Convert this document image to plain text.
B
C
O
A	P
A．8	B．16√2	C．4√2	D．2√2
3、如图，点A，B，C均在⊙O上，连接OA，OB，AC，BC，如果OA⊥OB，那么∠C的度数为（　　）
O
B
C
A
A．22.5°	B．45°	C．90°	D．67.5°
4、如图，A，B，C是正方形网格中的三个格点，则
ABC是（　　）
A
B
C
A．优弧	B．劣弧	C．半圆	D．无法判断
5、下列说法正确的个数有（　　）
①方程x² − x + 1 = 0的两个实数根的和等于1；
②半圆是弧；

^^^^

◆ Aim of the exercise ◆
All of the data needs to be reproduced exactly, with no line missing.

◆ Answer below ◆
Convert this document image to plain text.
B
C
O
A	P
A．8	B．16√2	C．4√2	D．2√2
3、如图，点A，B，C均在⊙O上，连接OA，OB，AC，BC，如果OA⊥OB，那么∠C的度数为（　　）
O
B
C
A
A．22.5°	B．45°	C．90°	D．67.5°
4、如图，A，B，C是正方形网格中的三个格点，则
ABC是（　　）
A
B
C
A．优弧	B．劣弧	C．半圆	D．无法判断
5、下列说法正确的个数有（　　）
①方程x² − x + 1 = 0的两个实数根的和等于1；
②半圆是弧；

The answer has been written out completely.